Dataset excerpts
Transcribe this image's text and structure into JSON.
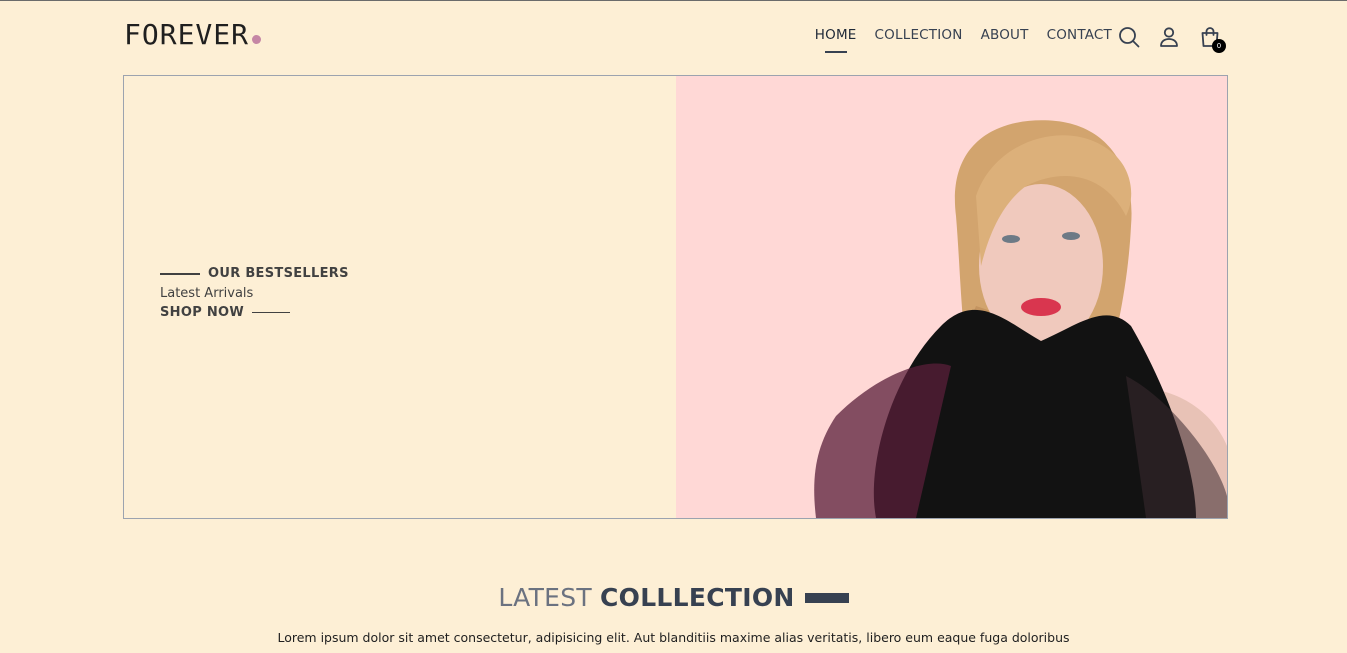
{
  "brand": {
    "name": "FOREVER",
    "dot_color": "#c586a5"
  },
  "nav": {
    "items": [
      {
        "label": "HOME",
        "active": true
      },
      {
        "label": "COLLECTION",
        "active": false
      },
      {
        "label": "ABOUT",
        "active": false
      },
      {
        "label": "CONTACT",
        "active": false
      }
    ],
    "icons": [
      "search-icon",
      "profile-icon",
      "cart-icon"
    ],
    "cart_count": "0"
  },
  "hero": {
    "tagline": "OUR BESTSELLERS",
    "subtitle": "Latest Arrivals",
    "cta": "SHOP NOW",
    "image_bg": "#ffd8d6"
  },
  "latest": {
    "title_light": "LATEST",
    "title_bold": "COLLLECTION",
    "description": "Lorem ipsum dolor sit amet consectetur, adipisicing elit. Aut blanditiis maxime alias veritatis, libero eum eaque fuga doloribus"
  },
  "colors": {
    "background": "#fdefd5",
    "text": "#374151",
    "accent": "#c586a5"
  }
}
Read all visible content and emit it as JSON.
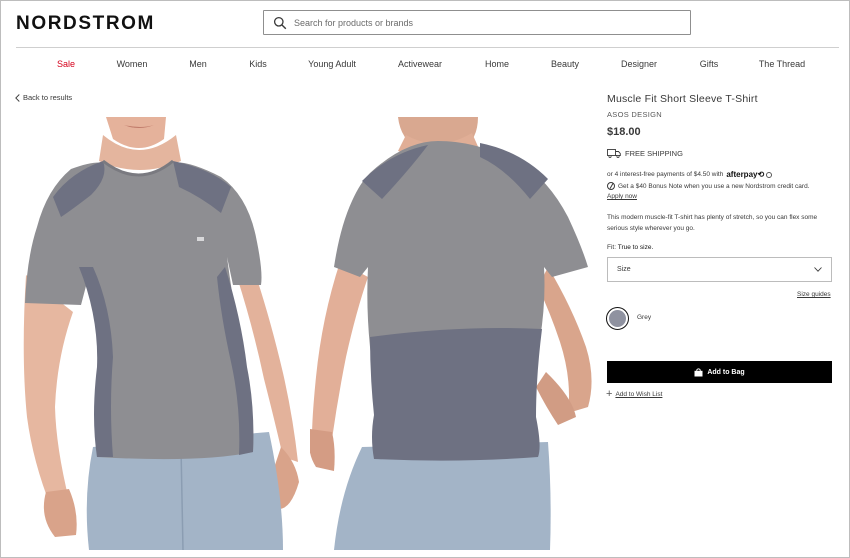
{
  "header": {
    "logo": "NORDSTROM",
    "search_placeholder": "Search for products or brands"
  },
  "nav": {
    "items": [
      "Sale",
      "Women",
      "Men",
      "Kids",
      "Young Adult",
      "Activewear",
      "Home",
      "Beauty",
      "Designer",
      "Gifts",
      "The Thread"
    ]
  },
  "back_link": "Back to results",
  "product": {
    "title": "Muscle Fit Short Sleeve T-Shirt",
    "brand": "ASOS DESIGN",
    "price": "$18.00",
    "shipping": "FREE SHIPPING",
    "installments": "or 4 interest-free payments of $4.50 with",
    "afterpay": "afterpay",
    "bonus_note": "Get a $40 Bonus Note when you use a new Nordstrom credit card.",
    "apply_now": "Apply now",
    "description": "This modern muscle-fit T-shirt has plenty of stretch, so you can flex some serious style wherever you go.",
    "fit_label": "Fit:",
    "fit_value": "True to size.",
    "size_select": "Size",
    "size_guides": "Size guides",
    "color_name": "Grey",
    "add_to_bag": "Add to Bag",
    "add_to_wishlist": "Add to Wish List"
  },
  "colors": {
    "sale": "#d6001c",
    "tshirt_heather": "#8e8e92",
    "tshirt_panel": "#6e7182",
    "shorts": "#a3b4c7",
    "skin": "#e9b9a1",
    "button_bg": "#000000"
  },
  "icons": [
    "search-icon",
    "chevron-left-icon",
    "truck-icon",
    "info-icon",
    "credit-card-icon",
    "chevron-down-icon",
    "bag-icon",
    "plus-icon"
  ]
}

### What you will do
Out of the material above, gather each line where "card" appears.

### Result of this exercise
    "bonus_note": "Get a $40 Bonus Note when you use a new Nordstrom credit card.",
    "credit-card-icon",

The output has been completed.